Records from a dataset
--- BEGIN ---
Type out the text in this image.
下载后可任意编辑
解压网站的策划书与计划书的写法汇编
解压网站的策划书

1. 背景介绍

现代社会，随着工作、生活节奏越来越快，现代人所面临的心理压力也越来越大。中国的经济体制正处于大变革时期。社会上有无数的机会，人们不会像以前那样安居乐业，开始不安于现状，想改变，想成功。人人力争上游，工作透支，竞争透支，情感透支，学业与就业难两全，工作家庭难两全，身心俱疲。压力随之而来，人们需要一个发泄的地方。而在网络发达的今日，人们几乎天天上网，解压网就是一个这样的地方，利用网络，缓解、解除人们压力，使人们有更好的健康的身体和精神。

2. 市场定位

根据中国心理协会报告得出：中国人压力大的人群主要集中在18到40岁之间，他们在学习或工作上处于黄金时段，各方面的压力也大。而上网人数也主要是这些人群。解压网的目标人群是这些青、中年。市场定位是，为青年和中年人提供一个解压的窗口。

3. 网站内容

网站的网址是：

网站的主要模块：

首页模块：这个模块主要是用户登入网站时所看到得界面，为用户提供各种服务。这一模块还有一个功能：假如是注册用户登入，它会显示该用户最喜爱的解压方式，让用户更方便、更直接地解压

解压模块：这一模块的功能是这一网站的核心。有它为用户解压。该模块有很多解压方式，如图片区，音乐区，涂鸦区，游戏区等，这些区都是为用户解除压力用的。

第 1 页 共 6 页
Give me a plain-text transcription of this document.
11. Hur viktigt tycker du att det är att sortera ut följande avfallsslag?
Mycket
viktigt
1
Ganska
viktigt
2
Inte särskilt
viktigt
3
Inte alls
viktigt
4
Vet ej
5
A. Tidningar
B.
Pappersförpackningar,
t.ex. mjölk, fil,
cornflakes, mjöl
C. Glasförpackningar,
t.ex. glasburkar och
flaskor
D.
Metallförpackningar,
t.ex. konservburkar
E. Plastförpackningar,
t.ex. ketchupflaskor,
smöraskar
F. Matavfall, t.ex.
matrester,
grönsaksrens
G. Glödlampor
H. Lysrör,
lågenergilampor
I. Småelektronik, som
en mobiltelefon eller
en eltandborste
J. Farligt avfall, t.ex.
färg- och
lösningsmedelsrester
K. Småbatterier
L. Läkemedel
--- END ---
_WHAT IS NEEDED_.
Extract the complete set of records unchanged.

_SOLVED PROBLEM_.
Type out the text in this image.
下载后可任意编辑
解压网站的策划书与计划书的写法汇编
解压网站的策划书

1. 背景介绍

现代社会，随着工作、生活节奏越来越快，现代人所面临的心理压力也越来越大。中国的经济体制正处于大变革时期。社会上有无数的机会，人们不会像以前那样安居乐业，开始不安于现状，想改变，想成功。人人力争上游，工作透支，竞争透支，情感透支，学业与就业难两全，工作家庭难两全，身心俱疲。压力随之而来，人们需要一个发泄的地方。而在网络发达的今日，人们几乎天天上网，解压网就是一个这样的地方，利用网络，缓解、解除人们压力，使人们有更好的健康的身体和精神。

2. 市场定位

根据中国心理协会报告得出：中国人压力大的人群主要集中在18到40岁之间，他们在学习或工作上处于黄金时段，各方面的压力也大。而上网人数也主要是这些人群。解压网的目标人群是这些青、中年。市场定位是，为青年和中年人提供一个解压的窗口。

3. 网站内容

网站的网址是：

网站的主要模块：

首页模块：这个模块主要是用户登入网站时所看到得界面，为用户提供各种服务。这一模块还有一个功能：假如是注册用户登入，它会显示该用户最喜爱的解压方式，让用户更方便、更直接地解压

解压模块：这一模块的功能是这一网站的核心。有它为用户解压。该模块有很多解压方式，如图片区，音乐区，涂鸦区，游戏区等，这些区都是为用户解除压力用的。

第 1 页 共 6 页
Give me a plain-text transcription of this document.
11. Hur viktigt tycker du att det är att sortera ut följande avfallsslag?
Mycket
viktigt
1
Ganska
viktigt
2
Inte särskilt
viktigt
3
Inte alls
viktigt
4
Vet ej
5
A. Tidningar
B.
Pappersförpackningar,
t.ex. mjölk, fil,
cornflakes, mjöl
C. Glasförpackningar,
t.ex. glasburkar och
flaskor
D.
Metallförpackningar,
t.ex. konservburkar
E. Plastförpackningar,
t.ex. ketchupflaskor,
smöraskar
F. Matavfall, t.ex.
matrester,
grönsaksrens
G. Glödlampor
H. Lysrör,
lågenergilampor
I. Småelektronik, som
en mobiltelefon eller
en eltandborste
J. Farligt avfall, t.ex.
färg- och
lösningsmedelsrester
K. Småbatterier
L. Läkemedel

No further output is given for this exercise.